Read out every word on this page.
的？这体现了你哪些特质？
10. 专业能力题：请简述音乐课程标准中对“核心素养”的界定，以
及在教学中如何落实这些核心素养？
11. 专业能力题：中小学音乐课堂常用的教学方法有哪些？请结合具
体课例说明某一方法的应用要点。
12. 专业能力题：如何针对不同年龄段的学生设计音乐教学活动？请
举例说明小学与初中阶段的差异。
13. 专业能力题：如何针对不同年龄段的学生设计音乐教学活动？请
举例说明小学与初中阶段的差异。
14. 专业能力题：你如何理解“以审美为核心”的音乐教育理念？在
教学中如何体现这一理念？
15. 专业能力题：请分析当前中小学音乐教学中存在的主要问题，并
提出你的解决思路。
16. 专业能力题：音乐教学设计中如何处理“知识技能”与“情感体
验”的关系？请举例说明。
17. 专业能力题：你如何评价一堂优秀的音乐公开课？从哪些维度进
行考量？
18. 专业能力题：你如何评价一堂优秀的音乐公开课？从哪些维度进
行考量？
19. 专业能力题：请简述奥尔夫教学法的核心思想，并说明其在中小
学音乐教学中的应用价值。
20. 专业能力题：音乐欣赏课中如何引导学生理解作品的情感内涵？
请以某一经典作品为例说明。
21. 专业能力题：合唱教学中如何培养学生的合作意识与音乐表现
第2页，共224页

__EXERCISE DESCRIPTION__:
Extract each line of the listing above, copying it word for word.

__FINAL RESULT__:
Read out every word on this page.
的？这体现了你哪些特质？
10. 专业能力题：请简述音乐课程标准中对“核心素养”的界定，以
及在教学中如何落实这些核心素养？
11. 专业能力题：中小学音乐课堂常用的教学方法有哪些？请结合具
体课例说明某一方法的应用要点。
12. 专业能力题：如何针对不同年龄段的学生设计音乐教学活动？请
举例说明小学与初中阶段的差异。
13. 专业能力题：如何针对不同年龄段的学生设计音乐教学活动？请
举例说明小学与初中阶段的差异。
14. 专业能力题：你如何理解“以审美为核心”的音乐教育理念？在
教学中如何体现这一理念？
15. 专业能力题：请分析当前中小学音乐教学中存在的主要问题，并
提出你的解决思路。
16. 专业能力题：音乐教学设计中如何处理“知识技能”与“情感体
验”的关系？请举例说明。
17. 专业能力题：你如何评价一堂优秀的音乐公开课？从哪些维度进
行考量？
18. 专业能力题：你如何评价一堂优秀的音乐公开课？从哪些维度进
行考量？
19. 专业能力题：请简述奥尔夫教学法的核心思想，并说明其在中小
学音乐教学中的应用价值。
20. 专业能力题：音乐欣赏课中如何引导学生理解作品的情感内涵？
请以某一经典作品为例说明。
21. 专业能力题：合唱教学中如何培养学生的合作意识与音乐表现
第2页，共224页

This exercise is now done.